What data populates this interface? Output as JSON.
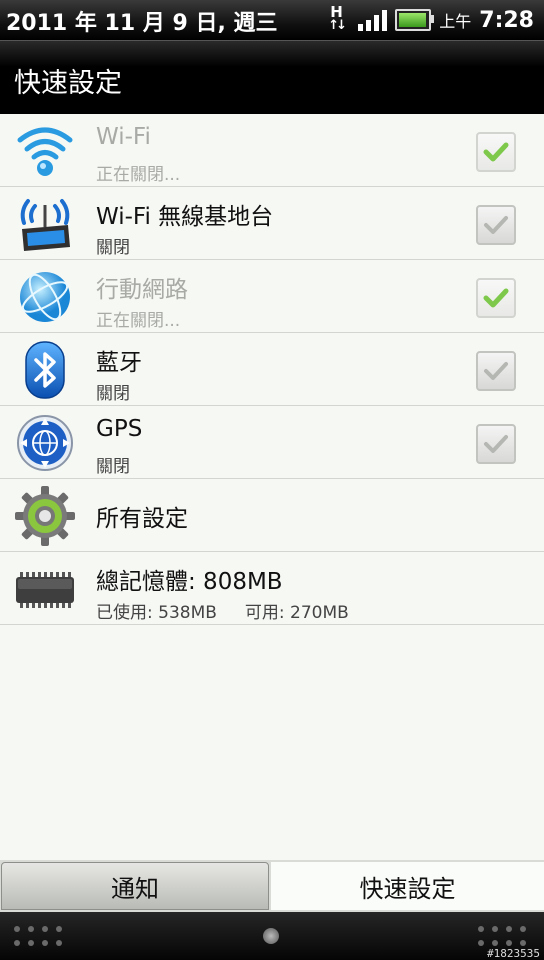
{
  "status": {
    "date": "2011 年 11 月 9 日, 週三",
    "network": "H",
    "ampm": "上午",
    "time": "7:28",
    "battery_level": 0.95,
    "signal_bars": 4
  },
  "header": {
    "title": "快速設定"
  },
  "rows": [
    {
      "title": "Wi-Fi",
      "subtitle": "正在關閉...",
      "icon": "wifi-icon",
      "checked": true,
      "enabled": false
    },
    {
      "title": "Wi-Fi 無線基地台",
      "subtitle": "關閉",
      "icon": "wifi-hotspot-icon",
      "checked": false,
      "enabled": true
    },
    {
      "title": "行動網路",
      "subtitle": "正在關閉...",
      "icon": "mobile-network-globe-icon",
      "checked": true,
      "enabled": false
    },
    {
      "title": "藍牙",
      "subtitle": "關閉",
      "icon": "bluetooth-icon",
      "checked": false,
      "enabled": true
    },
    {
      "title": "GPS",
      "subtitle": "關閉",
      "icon": "gps-icon",
      "checked": false,
      "enabled": true
    },
    {
      "title": "所有設定",
      "icon": "settings-gear-icon"
    },
    {
      "title": "總記憶體: 808MB",
      "used": "已使用: 538MB",
      "available": "可用: 270MB",
      "icon": "memory-chip-icon"
    }
  ],
  "tabs": {
    "notifications": "通知",
    "quick_settings": "快速設定",
    "active": "quick_settings"
  },
  "watermark": "#1823535",
  "colors": {
    "check_enabled": "#7ec94c",
    "check_disabled": "#b5b7b3",
    "panel_bg": "#f6f8f4"
  }
}
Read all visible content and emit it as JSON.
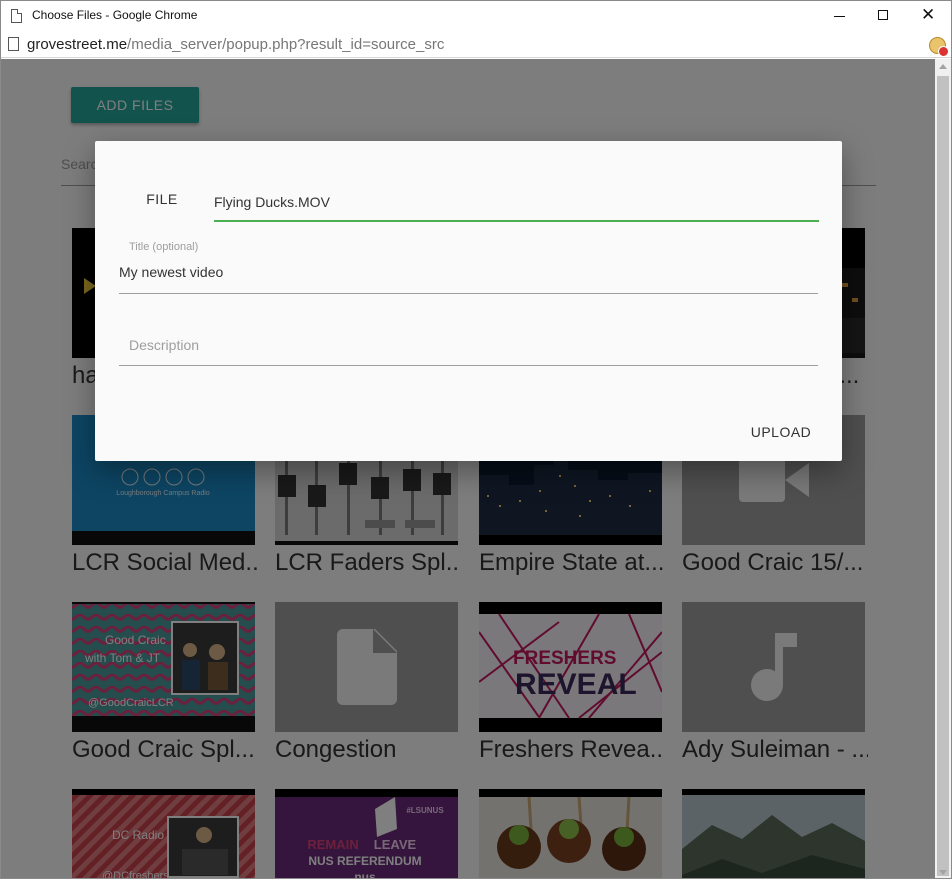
{
  "window": {
    "title": "Choose Files - Google Chrome",
    "url_domain": "grovestreet.me",
    "url_path": "/media_server/popup.php?result_id=source_src",
    "min_glyph": "—",
    "close_glyph": "✕"
  },
  "page": {
    "add_files_label": "ADD FILES",
    "search_placeholder": "Search",
    "row1_left_title": "ha",
    "row1_right_title": "i...",
    "cards": [
      {
        "title": "LCR Social Med...",
        "thumb": "lcr-social",
        "social_caption": "Loughborough Campus Radio"
      },
      {
        "title": "LCR Faders Spl...",
        "thumb": "faders"
      },
      {
        "title": "Empire State at...",
        "thumb": "city-night"
      },
      {
        "title": "Good Craic 15/...",
        "thumb": "video-icon"
      },
      {
        "title": "Good Craic Spl...",
        "thumb": "good-craic",
        "thumb_text": [
          "Good Craic",
          "with Tom & JT",
          "@GoodCraicLCR"
        ]
      },
      {
        "title": "Congestion",
        "thumb": "file-icon"
      },
      {
        "title": "Freshers Revea...",
        "thumb": "freshers",
        "thumb_text": [
          "FRESHERS",
          "REVEAL"
        ]
      },
      {
        "title": "Ady Suleiman - ...",
        "thumb": "music-icon"
      },
      {
        "title": "",
        "thumb": "dc-radio",
        "thumb_text": [
          "DC Radio",
          "@DCfreshers"
        ]
      },
      {
        "title": "",
        "thumb": "nus",
        "thumb_text": [
          "REMAIN",
          "LEAVE",
          "NUS REFERENDUM",
          "nus",
          "#LSUNUS"
        ]
      },
      {
        "title": "",
        "thumb": "apples"
      },
      {
        "title": "",
        "thumb": "mountains"
      }
    ]
  },
  "modal": {
    "file_button_label": "FILE",
    "file_value": "Flying Ducks.MOV",
    "title_label": "Title (optional)",
    "title_value": "My newest video",
    "description_placeholder": "Description",
    "upload_label": "UPLOAD"
  },
  "colors": {
    "accent": "#26a69a",
    "active_underline": "#4caf50",
    "overlay": "rgba(0,0,0,0.5)"
  }
}
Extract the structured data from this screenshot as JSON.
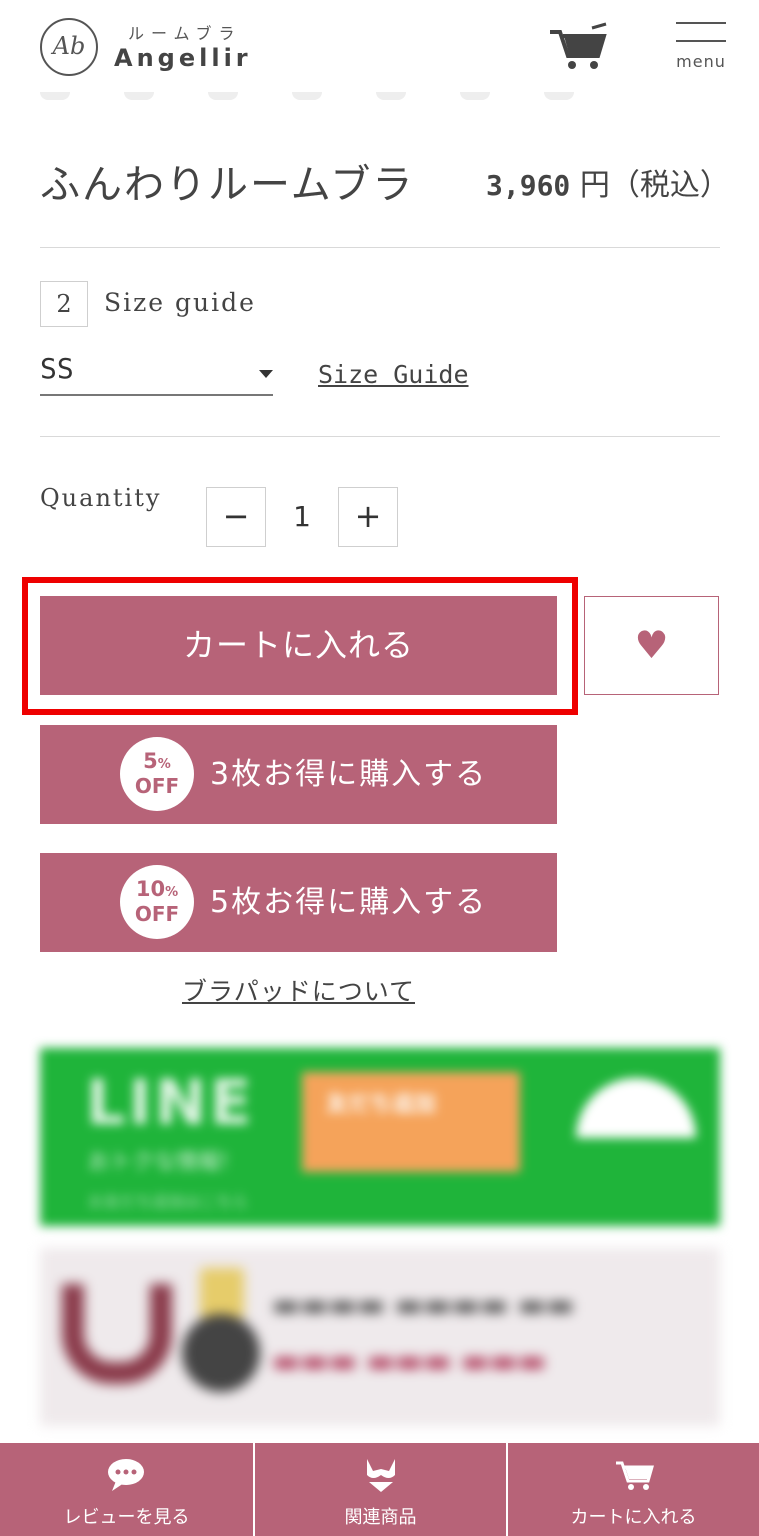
{
  "header": {
    "logo_mark": "Ab",
    "logo_subtitle": "ルームブラ",
    "logo_name": "Angellir",
    "menu_label": "menu"
  },
  "product": {
    "title": "ふんわりルームブラ",
    "price_value": "3,960",
    "price_unit": "円（税込）"
  },
  "size": {
    "count": "2",
    "guide_label": "Size guide",
    "selected": "SS",
    "guide_link": "Size Guide"
  },
  "quantity": {
    "label": "Quantity",
    "minus": "−",
    "value": "1",
    "plus": "+"
  },
  "actions": {
    "add_to_cart": "カートに入れる",
    "bundle3": {
      "pct": "5",
      "pct_sign": "%",
      "off": "OFF",
      "label": "3枚お得に購入する"
    },
    "bundle5": {
      "pct": "10",
      "pct_sign": "%",
      "off": "OFF",
      "label": "5枚お得に購入する"
    },
    "bra_pad_link": "ブラパッドについて"
  },
  "banners": {
    "line_title": "LINE",
    "line_sub": "おトクな情報!",
    "line_small": "お友だち追加はこちら",
    "line_cta": "友だち追加"
  },
  "bottom_nav": {
    "items": [
      {
        "label": "レビューを見る",
        "icon": "chat-bubble-icon"
      },
      {
        "label": "関連商品",
        "icon": "bra-icon"
      },
      {
        "label": "カートに入れる",
        "icon": "cart-icon"
      }
    ]
  },
  "colors": {
    "brand": "#b76378",
    "highlight": "#ee0000",
    "line_green": "#1fb43a"
  }
}
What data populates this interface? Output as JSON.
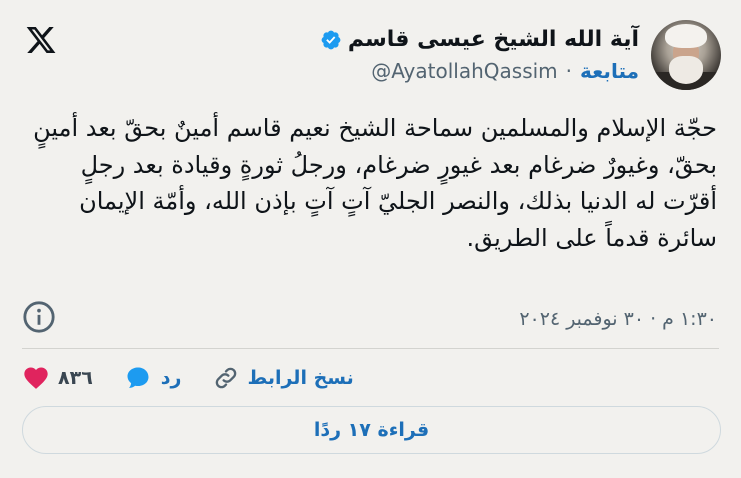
{
  "author": {
    "name": "آية الله الشيخ عيسى قاسم",
    "handle": "@AyatollahQassim",
    "separator": "·",
    "follow_label": "متابعة"
  },
  "tweet": {
    "text": "حجّة الإسلام والمسلمين سماحة الشيخ نعيم قاسم أمينٌ بحقّ بعد أمينٍ بحقّ، وغيورٌ ضرغام بعد غيورٍ ضرغام، ورجلُ ثورةٍ وقيادة بعد رجلٍ أقرّت له الدنيا بذلك، والنصر الجليّ آتٍ آتٍ بإذن الله، وأمّة الإيمان سائرة قدماً على الطريق.",
    "timestamp": "١:٣٠ م · ٣٠ نوفمبر ٢٠٢٤"
  },
  "actions": {
    "likes_count": "٨٣٦",
    "reply_label": "رد",
    "copy_link_label": "نسخ الرابط"
  },
  "read_replies_label": "قراءة ١٧ ردًا",
  "colors": {
    "accent": "#1d6fb8",
    "like": "#e0245e",
    "verified": "#1d9bf0",
    "background": "#f2f1ee"
  },
  "icons": [
    "x-logo-icon",
    "verified-badge-icon",
    "info-icon",
    "heart-icon",
    "reply-bubble-icon",
    "link-icon"
  ]
}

WHAT IS NEEDED: Repeat everything in the records precisely. Images are excluded from the copy.

RESULT OF THE TASK:
What data populates this interface? Output as JSON.
{
  "status": {
    "date": "2011 年 11 月 9 日, 週三",
    "network": "H",
    "ampm": "上午",
    "time": "7:28",
    "battery_level": 0.95,
    "signal_bars": 4
  },
  "header": {
    "title": "快速設定"
  },
  "rows": [
    {
      "title": "Wi-Fi",
      "subtitle": "正在關閉...",
      "icon": "wifi-icon",
      "checked": true,
      "enabled": false
    },
    {
      "title": "Wi-Fi 無線基地台",
      "subtitle": "關閉",
      "icon": "wifi-hotspot-icon",
      "checked": false,
      "enabled": true
    },
    {
      "title": "行動網路",
      "subtitle": "正在關閉...",
      "icon": "mobile-network-globe-icon",
      "checked": true,
      "enabled": false
    },
    {
      "title": "藍牙",
      "subtitle": "關閉",
      "icon": "bluetooth-icon",
      "checked": false,
      "enabled": true
    },
    {
      "title": "GPS",
      "subtitle": "關閉",
      "icon": "gps-icon",
      "checked": false,
      "enabled": true
    },
    {
      "title": "所有設定",
      "icon": "settings-gear-icon"
    },
    {
      "title": "總記憶體: 808MB",
      "used": "已使用: 538MB",
      "available": "可用: 270MB",
      "icon": "memory-chip-icon"
    }
  ],
  "tabs": {
    "notifications": "通知",
    "quick_settings": "快速設定",
    "active": "quick_settings"
  },
  "watermark": "#1823535",
  "colors": {
    "check_enabled": "#7ec94c",
    "check_disabled": "#b5b7b3",
    "panel_bg": "#f6f8f4"
  }
}
Read all visible content and emit it as JSON.
{
  "window": {
    "title": "Choose Files - Google Chrome",
    "url_domain": "grovestreet.me",
    "url_path": "/media_server/popup.php?result_id=source_src",
    "min_glyph": "—",
    "close_glyph": "✕"
  },
  "page": {
    "add_files_label": "ADD FILES",
    "search_placeholder": "Search",
    "row1_left_title": "ha",
    "row1_right_title": "i...",
    "cards": [
      {
        "title": "LCR Social Med...",
        "thumb": "lcr-social",
        "social_caption": "Loughborough Campus Radio"
      },
      {
        "title": "LCR Faders Spl...",
        "thumb": "faders"
      },
      {
        "title": "Empire State at...",
        "thumb": "city-night"
      },
      {
        "title": "Good Craic 15/...",
        "thumb": "video-icon"
      },
      {
        "title": "Good Craic Spl...",
        "thumb": "good-craic",
        "thumb_text": [
          "Good Craic",
          "with Tom & JT",
          "@GoodCraicLCR"
        ]
      },
      {
        "title": "Congestion",
        "thumb": "file-icon"
      },
      {
        "title": "Freshers Revea...",
        "thumb": "freshers",
        "thumb_text": [
          "FRESHERS",
          "REVEAL"
        ]
      },
      {
        "title": "Ady Suleiman - ...",
        "thumb": "music-icon"
      },
      {
        "title": "",
        "thumb": "dc-radio",
        "thumb_text": [
          "DC Radio",
          "@DCfreshers"
        ]
      },
      {
        "title": "",
        "thumb": "nus",
        "thumb_text": [
          "REMAIN",
          "LEAVE",
          "NUS REFERENDUM",
          "nus",
          "#LSUNUS"
        ]
      },
      {
        "title": "",
        "thumb": "apples"
      },
      {
        "title": "",
        "thumb": "mountains"
      }
    ]
  },
  "modal": {
    "file_button_label": "FILE",
    "file_value": "Flying Ducks.MOV",
    "title_label": "Title (optional)",
    "title_value": "My newest video",
    "description_placeholder": "Description",
    "upload_label": "UPLOAD"
  },
  "colors": {
    "accent": "#26a69a",
    "active_underline": "#4caf50",
    "overlay": "rgba(0,0,0,0.5)"
  }
}
Extract the structured data from this screenshot as JSON.
{
  "header": {
    "logo_mark": "Ab",
    "logo_subtitle": "ルームブラ",
    "logo_name": "Angellir",
    "menu_label": "menu"
  },
  "product": {
    "title": "ふんわりルームブラ",
    "price_value": "3,960",
    "price_unit": "円（税込）"
  },
  "size": {
    "count": "2",
    "guide_label": "Size guide",
    "selected": "SS",
    "guide_link": "Size Guide"
  },
  "quantity": {
    "label": "Quantity",
    "minus": "−",
    "value": "1",
    "plus": "+"
  },
  "actions": {
    "add_to_cart": "カートに入れる",
    "bundle3": {
      "pct": "5",
      "pct_sign": "%",
      "off": "OFF",
      "label": "3枚お得に購入する"
    },
    "bundle5": {
      "pct": "10",
      "pct_sign": "%",
      "off": "OFF",
      "label": "5枚お得に購入する"
    },
    "bra_pad_link": "ブラパッドについて"
  },
  "banners": {
    "line_title": "LINE",
    "line_sub": "おトクな情報!",
    "line_small": "お友だち追加はこちら",
    "line_cta": "友だち追加"
  },
  "bottom_nav": {
    "items": [
      {
        "label": "レビューを見る",
        "icon": "chat-bubble-icon"
      },
      {
        "label": "関連商品",
        "icon": "bra-icon"
      },
      {
        "label": "カートに入れる",
        "icon": "cart-icon"
      }
    ]
  },
  "colors": {
    "brand": "#b76378",
    "highlight": "#ee0000",
    "line_green": "#1fb43a"
  }
}
What data populates this interface? Output as JSON.
{
  "author": {
    "name": "آية الله الشيخ عيسى قاسم",
    "handle": "@AyatollahQassim",
    "separator": "·",
    "follow_label": "متابعة"
  },
  "tweet": {
    "text": "حجّة الإسلام والمسلمين سماحة الشيخ نعيم قاسم أمينٌ بحقّ بعد أمينٍ بحقّ، وغيورٌ ضرغام بعد غيورٍ ضرغام، ورجلُ ثورةٍ وقيادة بعد رجلٍ أقرّت له الدنيا بذلك، والنصر الجليّ آتٍ آتٍ بإذن الله، وأمّة الإيمان سائرة قدماً على الطريق.",
    "timestamp": "١:٣٠ م · ٣٠ نوفمبر ٢٠٢٤"
  },
  "actions": {
    "likes_count": "٨٣٦",
    "reply_label": "رد",
    "copy_link_label": "نسخ الرابط"
  },
  "read_replies_label": "قراءة ١٧ ردًا",
  "colors": {
    "accent": "#1d6fb8",
    "like": "#e0245e",
    "verified": "#1d9bf0",
    "background": "#f2f1ee"
  },
  "icons": [
    "x-logo-icon",
    "verified-badge-icon",
    "info-icon",
    "heart-icon",
    "reply-bubble-icon",
    "link-icon"
  ]
}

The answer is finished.